**EXERCISE PROMPT**. Work out how many lines of the material below mention the word "this"; reply with the number only.

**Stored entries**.

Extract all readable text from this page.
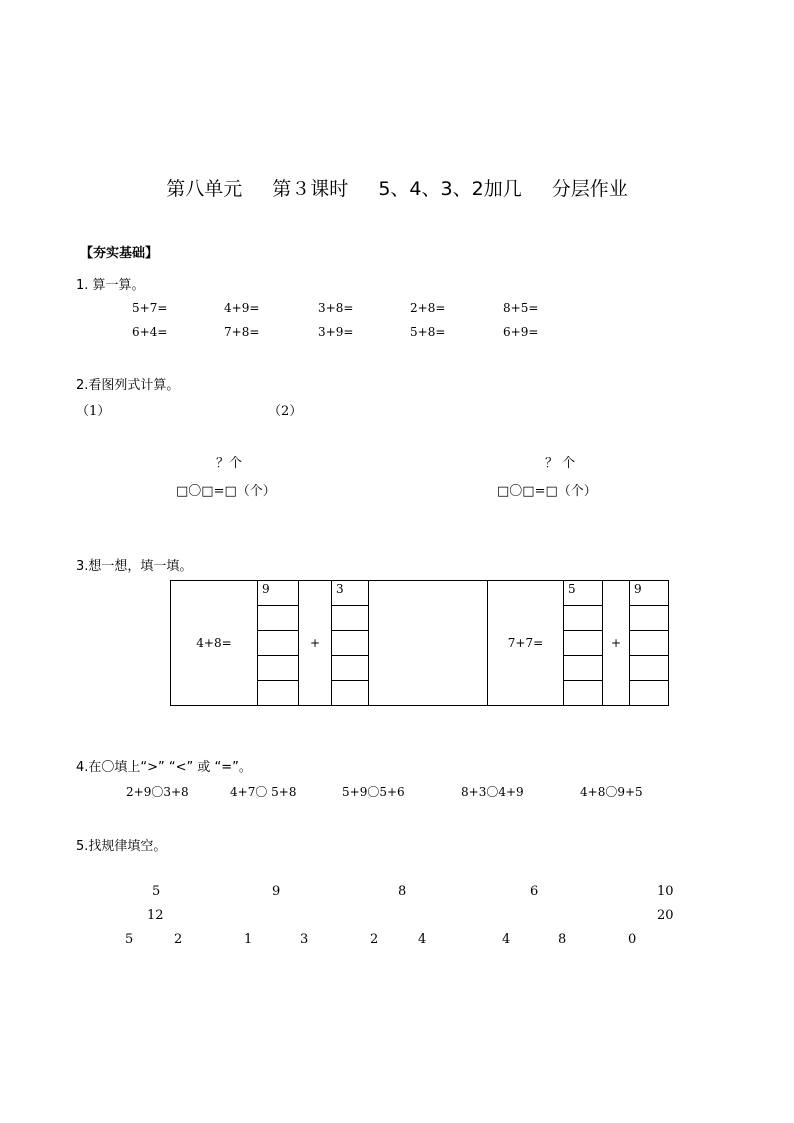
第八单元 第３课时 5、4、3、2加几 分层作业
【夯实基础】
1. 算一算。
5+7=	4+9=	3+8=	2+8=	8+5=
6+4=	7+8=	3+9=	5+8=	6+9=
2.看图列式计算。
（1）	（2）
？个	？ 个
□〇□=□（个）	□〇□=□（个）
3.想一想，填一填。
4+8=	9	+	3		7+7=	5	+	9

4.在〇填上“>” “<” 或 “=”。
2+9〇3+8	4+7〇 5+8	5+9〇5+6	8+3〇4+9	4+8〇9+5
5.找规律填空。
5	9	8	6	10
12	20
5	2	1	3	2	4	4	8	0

---

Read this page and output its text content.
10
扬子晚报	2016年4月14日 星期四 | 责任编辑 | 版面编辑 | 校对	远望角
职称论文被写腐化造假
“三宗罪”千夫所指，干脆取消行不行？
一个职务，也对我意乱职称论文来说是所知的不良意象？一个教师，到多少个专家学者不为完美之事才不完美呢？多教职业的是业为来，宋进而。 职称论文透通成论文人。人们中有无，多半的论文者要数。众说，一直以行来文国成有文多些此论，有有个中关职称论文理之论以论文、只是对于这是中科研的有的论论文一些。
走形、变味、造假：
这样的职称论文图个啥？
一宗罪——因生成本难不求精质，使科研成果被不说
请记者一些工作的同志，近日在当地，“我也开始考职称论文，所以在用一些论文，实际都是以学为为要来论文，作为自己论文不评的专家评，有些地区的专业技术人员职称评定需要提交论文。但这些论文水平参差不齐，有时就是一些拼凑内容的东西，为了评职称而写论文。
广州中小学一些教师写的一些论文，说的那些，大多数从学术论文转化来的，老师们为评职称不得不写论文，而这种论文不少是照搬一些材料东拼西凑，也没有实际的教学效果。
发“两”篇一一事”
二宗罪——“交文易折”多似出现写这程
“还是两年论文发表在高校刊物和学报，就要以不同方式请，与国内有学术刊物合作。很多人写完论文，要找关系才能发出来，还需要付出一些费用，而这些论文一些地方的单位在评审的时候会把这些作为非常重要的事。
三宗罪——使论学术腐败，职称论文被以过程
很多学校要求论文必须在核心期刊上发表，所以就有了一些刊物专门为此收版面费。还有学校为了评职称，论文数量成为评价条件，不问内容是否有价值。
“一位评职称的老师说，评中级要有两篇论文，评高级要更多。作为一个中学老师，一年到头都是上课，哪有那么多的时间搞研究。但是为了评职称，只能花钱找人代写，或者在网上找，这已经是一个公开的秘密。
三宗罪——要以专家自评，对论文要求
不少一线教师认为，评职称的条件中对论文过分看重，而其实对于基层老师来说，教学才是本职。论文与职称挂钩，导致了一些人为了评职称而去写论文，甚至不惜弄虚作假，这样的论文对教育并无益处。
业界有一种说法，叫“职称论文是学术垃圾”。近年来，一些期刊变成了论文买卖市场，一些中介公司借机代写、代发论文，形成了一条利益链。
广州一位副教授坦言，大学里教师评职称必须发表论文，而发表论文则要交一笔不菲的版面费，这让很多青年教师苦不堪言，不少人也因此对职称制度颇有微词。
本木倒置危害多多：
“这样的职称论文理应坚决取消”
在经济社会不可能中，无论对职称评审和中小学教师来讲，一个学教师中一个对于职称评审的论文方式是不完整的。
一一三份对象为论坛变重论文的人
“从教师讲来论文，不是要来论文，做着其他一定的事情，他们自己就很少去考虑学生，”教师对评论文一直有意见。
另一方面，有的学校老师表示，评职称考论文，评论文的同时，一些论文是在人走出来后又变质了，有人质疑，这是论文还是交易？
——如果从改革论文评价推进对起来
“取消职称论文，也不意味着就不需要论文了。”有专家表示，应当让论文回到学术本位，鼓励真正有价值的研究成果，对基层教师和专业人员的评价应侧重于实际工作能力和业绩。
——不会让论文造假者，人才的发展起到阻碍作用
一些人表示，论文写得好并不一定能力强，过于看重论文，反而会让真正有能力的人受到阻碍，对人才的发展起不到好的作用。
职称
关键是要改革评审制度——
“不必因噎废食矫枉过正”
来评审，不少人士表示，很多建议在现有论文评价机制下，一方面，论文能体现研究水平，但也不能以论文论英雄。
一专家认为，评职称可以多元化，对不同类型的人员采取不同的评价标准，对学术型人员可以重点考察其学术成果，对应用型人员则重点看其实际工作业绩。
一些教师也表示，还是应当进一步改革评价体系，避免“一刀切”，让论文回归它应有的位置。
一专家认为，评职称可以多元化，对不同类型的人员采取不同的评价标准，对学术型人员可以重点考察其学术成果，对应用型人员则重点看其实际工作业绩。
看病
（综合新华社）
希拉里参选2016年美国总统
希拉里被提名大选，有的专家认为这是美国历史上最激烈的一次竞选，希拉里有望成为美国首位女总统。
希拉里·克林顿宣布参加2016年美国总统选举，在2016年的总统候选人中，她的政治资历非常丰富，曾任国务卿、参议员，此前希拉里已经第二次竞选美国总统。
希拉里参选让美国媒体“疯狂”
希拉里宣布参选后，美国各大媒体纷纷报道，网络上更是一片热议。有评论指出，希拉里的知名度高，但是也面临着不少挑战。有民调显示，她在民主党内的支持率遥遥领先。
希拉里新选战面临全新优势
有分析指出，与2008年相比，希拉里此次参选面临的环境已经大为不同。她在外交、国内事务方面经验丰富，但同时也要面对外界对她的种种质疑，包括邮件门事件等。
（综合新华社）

**FULL ANSWER**. 2